- Task instructions
Only the pictures stay out; every record is to be quoted exactly.

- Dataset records

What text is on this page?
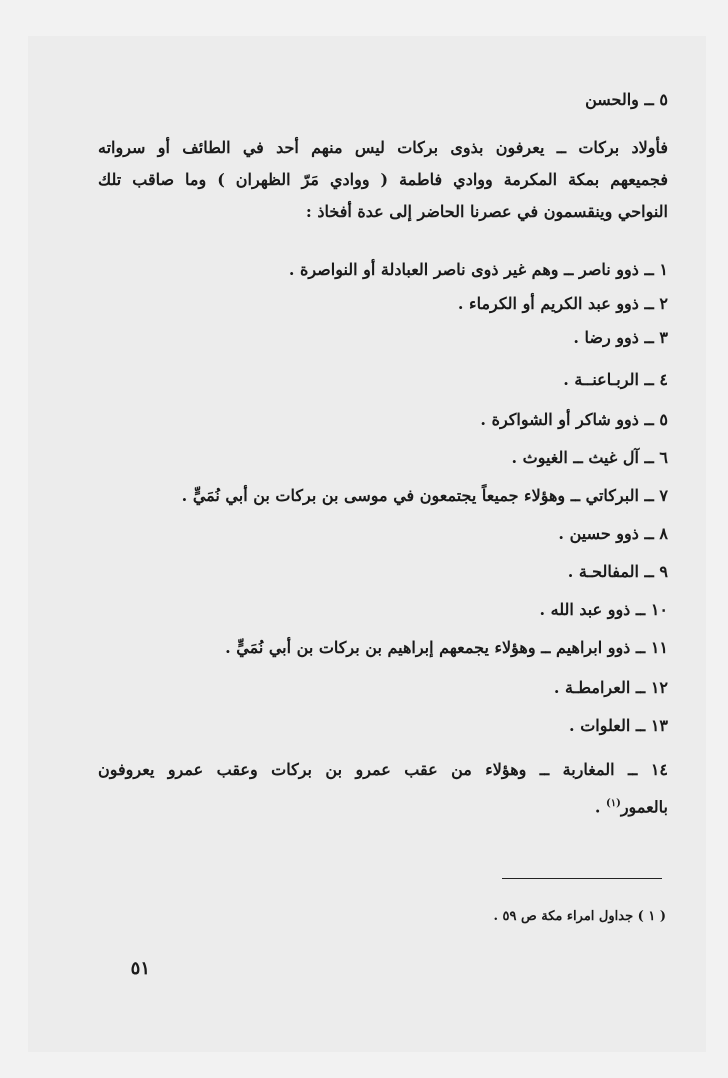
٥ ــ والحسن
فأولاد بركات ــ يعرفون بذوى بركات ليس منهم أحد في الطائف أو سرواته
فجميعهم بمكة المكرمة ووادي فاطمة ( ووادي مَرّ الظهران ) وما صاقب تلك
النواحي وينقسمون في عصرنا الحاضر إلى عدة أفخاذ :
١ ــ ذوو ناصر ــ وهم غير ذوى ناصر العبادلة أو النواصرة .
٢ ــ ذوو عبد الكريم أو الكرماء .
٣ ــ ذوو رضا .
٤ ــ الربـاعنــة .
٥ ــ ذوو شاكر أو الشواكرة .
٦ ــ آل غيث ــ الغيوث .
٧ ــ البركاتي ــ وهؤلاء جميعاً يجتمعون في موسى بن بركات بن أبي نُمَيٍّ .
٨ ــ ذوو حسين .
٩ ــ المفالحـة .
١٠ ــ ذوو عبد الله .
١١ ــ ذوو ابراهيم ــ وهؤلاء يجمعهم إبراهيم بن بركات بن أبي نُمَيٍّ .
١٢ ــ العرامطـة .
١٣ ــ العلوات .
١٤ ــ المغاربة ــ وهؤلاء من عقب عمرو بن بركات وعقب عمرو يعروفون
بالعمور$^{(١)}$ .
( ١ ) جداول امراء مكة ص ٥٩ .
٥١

- Solution to this problem
What text is on this page?
٥ ــ والحسن
فأولاد بركات ــ يعرفون بذوى بركات ليس منهم أحد في الطائف أو سرواته
فجميعهم بمكة المكرمة ووادي فاطمة ( ووادي مَرّ الظهران ) وما صاقب تلك
النواحي وينقسمون في عصرنا الحاضر إلى عدة أفخاذ :
١ ــ ذوو ناصر ــ وهم غير ذوى ناصر العبادلة أو النواصرة .
٢ ــ ذوو عبد الكريم أو الكرماء .
٣ ــ ذوو رضا .
٤ ــ الربـاعنــة .
٥ ــ ذوو شاكر أو الشواكرة .
٦ ــ آل غيث ــ الغيوث .
٧ ــ البركاتي ــ وهؤلاء جميعاً يجتمعون في موسى بن بركات بن أبي نُمَيٍّ .
٨ ــ ذوو حسين .
٩ ــ المفالحـة .
١٠ ــ ذوو عبد الله .
١١ ــ ذوو ابراهيم ــ وهؤلاء يجمعهم إبراهيم بن بركات بن أبي نُمَيٍّ .
١٢ ــ العرامطـة .
١٣ ــ العلوات .
١٤ ــ المغاربة ــ وهؤلاء من عقب عمرو بن بركات وعقب عمرو يعروفون
بالعمور$^{(١)}$ .
( ١ ) جداول امراء مكة ص ٥٩ .
٥١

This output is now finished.